MATERIAL FOR THE TASK
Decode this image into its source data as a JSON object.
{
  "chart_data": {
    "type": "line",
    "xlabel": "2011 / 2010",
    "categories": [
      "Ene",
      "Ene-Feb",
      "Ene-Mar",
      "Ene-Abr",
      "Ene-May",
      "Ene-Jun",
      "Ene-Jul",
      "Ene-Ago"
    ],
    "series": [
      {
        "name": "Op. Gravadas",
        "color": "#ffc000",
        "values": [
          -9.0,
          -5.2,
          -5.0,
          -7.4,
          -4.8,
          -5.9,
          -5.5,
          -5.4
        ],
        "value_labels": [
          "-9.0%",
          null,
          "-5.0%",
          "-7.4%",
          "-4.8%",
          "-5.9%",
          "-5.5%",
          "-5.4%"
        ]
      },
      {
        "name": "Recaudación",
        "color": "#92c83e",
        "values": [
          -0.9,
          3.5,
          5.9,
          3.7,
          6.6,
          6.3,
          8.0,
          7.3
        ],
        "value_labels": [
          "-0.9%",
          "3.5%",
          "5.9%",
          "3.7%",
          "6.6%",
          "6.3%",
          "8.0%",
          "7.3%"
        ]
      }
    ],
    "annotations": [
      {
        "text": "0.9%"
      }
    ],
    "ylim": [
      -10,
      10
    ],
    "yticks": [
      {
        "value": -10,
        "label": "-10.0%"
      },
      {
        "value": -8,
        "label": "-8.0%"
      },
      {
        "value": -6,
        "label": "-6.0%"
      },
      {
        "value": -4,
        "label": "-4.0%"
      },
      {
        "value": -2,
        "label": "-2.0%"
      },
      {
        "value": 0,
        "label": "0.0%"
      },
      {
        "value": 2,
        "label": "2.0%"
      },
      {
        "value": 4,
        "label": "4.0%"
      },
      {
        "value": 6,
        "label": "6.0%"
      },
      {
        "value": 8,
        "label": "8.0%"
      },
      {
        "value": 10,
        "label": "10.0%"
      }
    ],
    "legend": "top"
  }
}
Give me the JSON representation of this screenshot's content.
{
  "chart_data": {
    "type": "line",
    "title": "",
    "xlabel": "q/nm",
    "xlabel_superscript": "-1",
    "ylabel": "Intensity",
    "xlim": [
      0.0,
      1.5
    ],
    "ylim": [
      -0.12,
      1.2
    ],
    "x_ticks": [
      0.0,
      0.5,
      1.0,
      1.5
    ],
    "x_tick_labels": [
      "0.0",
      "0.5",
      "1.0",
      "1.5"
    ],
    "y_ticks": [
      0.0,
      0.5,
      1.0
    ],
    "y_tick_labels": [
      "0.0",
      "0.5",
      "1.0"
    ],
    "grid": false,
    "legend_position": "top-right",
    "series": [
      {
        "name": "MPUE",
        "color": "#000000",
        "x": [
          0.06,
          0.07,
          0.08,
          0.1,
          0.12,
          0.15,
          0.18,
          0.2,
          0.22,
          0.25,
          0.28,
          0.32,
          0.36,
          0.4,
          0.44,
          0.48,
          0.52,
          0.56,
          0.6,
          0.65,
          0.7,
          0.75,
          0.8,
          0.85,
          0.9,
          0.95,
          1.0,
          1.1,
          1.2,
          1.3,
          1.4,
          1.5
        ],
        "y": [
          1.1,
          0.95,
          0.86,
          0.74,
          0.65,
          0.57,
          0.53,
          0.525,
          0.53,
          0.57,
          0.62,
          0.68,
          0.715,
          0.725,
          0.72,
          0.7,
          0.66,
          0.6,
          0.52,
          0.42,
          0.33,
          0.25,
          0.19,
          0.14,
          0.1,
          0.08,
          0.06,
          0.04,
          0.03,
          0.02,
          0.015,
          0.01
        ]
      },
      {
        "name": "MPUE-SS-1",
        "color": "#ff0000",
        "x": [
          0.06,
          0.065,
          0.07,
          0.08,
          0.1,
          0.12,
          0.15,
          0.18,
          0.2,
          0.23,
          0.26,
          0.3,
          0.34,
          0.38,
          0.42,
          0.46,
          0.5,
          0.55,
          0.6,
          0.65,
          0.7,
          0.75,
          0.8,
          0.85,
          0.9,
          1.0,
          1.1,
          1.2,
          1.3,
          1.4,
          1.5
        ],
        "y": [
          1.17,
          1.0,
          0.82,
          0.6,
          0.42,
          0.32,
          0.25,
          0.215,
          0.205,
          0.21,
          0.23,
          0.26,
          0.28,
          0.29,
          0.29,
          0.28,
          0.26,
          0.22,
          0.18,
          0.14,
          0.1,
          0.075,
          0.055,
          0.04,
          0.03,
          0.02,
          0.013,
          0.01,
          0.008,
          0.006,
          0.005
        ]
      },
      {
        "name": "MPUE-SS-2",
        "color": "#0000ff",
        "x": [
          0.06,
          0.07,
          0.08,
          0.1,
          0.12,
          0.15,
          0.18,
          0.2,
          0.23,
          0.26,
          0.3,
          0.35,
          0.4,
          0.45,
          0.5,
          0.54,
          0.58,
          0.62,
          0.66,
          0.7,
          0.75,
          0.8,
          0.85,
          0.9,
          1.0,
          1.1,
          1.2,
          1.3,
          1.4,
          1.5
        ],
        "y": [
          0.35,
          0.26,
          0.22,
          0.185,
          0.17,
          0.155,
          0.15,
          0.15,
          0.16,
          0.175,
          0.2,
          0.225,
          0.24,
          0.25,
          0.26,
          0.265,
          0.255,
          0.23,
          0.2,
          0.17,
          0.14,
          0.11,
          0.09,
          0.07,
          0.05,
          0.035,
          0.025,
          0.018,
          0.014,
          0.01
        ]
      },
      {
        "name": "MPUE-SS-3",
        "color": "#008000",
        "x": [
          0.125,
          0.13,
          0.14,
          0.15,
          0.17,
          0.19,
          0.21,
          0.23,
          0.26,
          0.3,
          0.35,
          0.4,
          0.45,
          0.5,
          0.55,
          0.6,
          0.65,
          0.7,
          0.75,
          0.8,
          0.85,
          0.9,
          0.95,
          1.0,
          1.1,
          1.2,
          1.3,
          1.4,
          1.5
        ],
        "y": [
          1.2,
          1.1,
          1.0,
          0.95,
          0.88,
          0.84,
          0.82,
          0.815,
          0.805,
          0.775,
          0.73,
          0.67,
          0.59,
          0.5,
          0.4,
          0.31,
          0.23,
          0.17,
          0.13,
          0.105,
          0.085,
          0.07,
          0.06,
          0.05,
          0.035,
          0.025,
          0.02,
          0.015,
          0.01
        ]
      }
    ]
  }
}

PROBLEM DESCRIPTION
Gather every line containing the word "MPUE" and copy it.

REPLY
        "name": "MPUE",
        "name": "MPUE-SS-1",
        "name": "MPUE-SS-2",
        "name": "MPUE-SS-3",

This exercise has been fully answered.